» **Pasaje citado**:
=====

Según el Centro de Estudios Especializados en Trastornos de Ansiedad (CEETA), con sede en Pilar, en estos últimos días aumentaron los casos de pacientes que sufren trastornos de Pánico y recrudecieron cuadros de otros que estaban en tratamiento y en vías de recuperación, debido a la repentina muerte de la joven actriz Romina Yan.

“Aparecieron nuevos pacientes y tambiín, reflotó el problema en personas que ya estaban en tratamiento, sobretodo aquellos que sufren trastornos de pánico. Los pacientes temen que les pase lo mismo a ellos o algún familiar y entran en crisis”, afirma la licenciada Gabriela Martínez Castro, Directora del CEETA.

Desde allí, aclaran que se trata de personas con predisposición a padecer este tipo de trastornos ya que, en quienes no lo padecen, este tipo de noticias es tomada con tristeza y conmoción, pero no al punto de necesitar ayuda profesional.

La característica fundamental en este tipo de trastorno es la presencia de Crisis de Pánico recurrentes, inesperadas y espontáneas.

“En algunos casos, el temor a morir es tan grande, que pueden apropiar cualquier situación y personalizarla en sí mismos y temen que todo esto les llegue a ellos mismos o a sus seres queridos”, explica Martínez Castro.

Estas Crisis o Ataques de Pánico suelen presentar síntomas como: miedo intenso a morir o a estar sufriendo un ataque cardíaco o alguna enfermedad física grave que ponga en riesgo la vida; miedo intenso a volverse loco o a perder el control de si mismo; palpitaciones; sudoración; palidez; temblores; sensación de ahogo o falta de aire; opresión en la garganta en el pecho, náuseas, vómitos o molestias y dolores abdominales.

=====

» **Requisitos del ejercicio**:
1 > Responde estas preguntas con datos del pasaje citado:
(a) ¿Dónde tiene su sede el CEETA?
(b) ¿Qué cargo ocupa Gabriela Martínez Castro en el CEETA?
(c) ¿Cuál es la característica fundamental de este tipo de trastorno?
2 > Cambia "temor a morir" por "miedo a morir" en el pasaje citado y transcribe todo lo que va desde "La característica fundamental" hasta "explica Martínez Castro.".

» **Ítems proporcionados**:
=====

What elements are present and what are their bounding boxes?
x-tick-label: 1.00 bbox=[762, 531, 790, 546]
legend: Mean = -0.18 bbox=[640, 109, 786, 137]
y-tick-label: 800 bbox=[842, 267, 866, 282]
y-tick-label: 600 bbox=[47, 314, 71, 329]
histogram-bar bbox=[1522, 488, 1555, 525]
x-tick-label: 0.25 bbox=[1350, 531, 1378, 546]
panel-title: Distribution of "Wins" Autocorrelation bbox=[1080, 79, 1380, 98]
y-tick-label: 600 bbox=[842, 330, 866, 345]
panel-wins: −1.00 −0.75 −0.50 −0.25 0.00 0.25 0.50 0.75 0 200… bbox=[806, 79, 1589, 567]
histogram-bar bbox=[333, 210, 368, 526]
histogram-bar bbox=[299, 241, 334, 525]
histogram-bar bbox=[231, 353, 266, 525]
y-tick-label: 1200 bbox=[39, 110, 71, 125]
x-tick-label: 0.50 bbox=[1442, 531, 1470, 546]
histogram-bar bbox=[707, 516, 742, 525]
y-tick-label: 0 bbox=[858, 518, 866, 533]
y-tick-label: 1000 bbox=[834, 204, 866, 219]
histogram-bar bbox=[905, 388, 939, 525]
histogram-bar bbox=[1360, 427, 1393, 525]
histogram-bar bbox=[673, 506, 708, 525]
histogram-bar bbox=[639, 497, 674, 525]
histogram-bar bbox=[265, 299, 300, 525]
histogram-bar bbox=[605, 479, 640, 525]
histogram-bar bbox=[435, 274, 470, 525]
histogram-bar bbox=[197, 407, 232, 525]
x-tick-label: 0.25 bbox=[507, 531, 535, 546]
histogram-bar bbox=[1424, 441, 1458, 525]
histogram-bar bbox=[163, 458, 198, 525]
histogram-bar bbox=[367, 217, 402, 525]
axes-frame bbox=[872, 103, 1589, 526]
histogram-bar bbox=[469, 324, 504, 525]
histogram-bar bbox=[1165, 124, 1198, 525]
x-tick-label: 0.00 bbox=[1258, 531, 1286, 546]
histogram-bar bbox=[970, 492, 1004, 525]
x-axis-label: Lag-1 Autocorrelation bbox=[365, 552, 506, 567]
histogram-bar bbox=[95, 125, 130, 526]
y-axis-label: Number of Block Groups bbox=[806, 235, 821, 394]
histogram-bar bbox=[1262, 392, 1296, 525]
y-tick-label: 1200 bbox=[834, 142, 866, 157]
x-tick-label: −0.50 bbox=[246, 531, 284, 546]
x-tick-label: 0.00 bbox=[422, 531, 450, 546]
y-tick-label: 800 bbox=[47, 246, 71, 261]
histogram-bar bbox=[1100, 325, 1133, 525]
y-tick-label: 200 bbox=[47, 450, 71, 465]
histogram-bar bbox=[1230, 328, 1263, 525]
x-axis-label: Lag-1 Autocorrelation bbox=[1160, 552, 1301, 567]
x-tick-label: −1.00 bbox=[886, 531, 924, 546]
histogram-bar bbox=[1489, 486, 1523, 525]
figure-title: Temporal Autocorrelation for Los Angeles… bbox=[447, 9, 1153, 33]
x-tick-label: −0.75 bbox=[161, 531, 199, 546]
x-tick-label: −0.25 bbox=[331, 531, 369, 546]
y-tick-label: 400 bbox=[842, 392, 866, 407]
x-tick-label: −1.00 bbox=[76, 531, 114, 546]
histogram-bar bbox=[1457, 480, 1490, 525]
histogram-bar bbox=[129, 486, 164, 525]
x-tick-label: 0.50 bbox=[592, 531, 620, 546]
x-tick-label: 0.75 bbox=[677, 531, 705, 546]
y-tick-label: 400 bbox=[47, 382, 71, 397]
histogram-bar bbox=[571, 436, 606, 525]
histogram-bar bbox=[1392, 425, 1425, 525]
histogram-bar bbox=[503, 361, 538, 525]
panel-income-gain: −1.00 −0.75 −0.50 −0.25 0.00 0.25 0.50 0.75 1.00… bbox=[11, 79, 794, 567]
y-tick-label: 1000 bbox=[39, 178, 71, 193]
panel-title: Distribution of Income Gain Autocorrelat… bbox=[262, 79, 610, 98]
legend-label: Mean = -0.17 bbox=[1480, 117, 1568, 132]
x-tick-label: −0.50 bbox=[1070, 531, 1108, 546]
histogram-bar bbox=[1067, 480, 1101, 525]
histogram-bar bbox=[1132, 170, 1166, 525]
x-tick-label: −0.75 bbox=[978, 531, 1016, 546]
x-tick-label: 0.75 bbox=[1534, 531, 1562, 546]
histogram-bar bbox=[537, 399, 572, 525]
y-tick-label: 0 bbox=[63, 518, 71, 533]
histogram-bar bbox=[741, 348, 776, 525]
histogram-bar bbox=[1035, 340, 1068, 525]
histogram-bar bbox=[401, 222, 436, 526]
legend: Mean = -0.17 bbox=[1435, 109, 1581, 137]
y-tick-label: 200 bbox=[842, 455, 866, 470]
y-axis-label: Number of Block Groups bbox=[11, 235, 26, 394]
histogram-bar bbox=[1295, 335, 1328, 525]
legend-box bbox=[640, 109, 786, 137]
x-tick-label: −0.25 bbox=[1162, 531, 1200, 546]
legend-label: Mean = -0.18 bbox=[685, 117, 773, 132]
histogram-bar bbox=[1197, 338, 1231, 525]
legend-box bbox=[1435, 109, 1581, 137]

=====

» **Soluciones por tarea**:
1 >
(a) En Pilar.
(b) Es la Directora del CEETA.
(c) La presencia de Crisis de Pánico recurrentes, inesperadas y espontáneas.

2 >
La característica fundamental en este tipo de trastorno es la presencia de Crisis de Pánico recurrentes, inesperadas y espontáneas.

“En algunos casos, el miedo a morir es tan grande, que pueden apropiar cualquier situación y personalizarla en sí mismos y temen que todo esto les llegue a ellos mismos o a sus seres queridos”, explica Martínez Castro.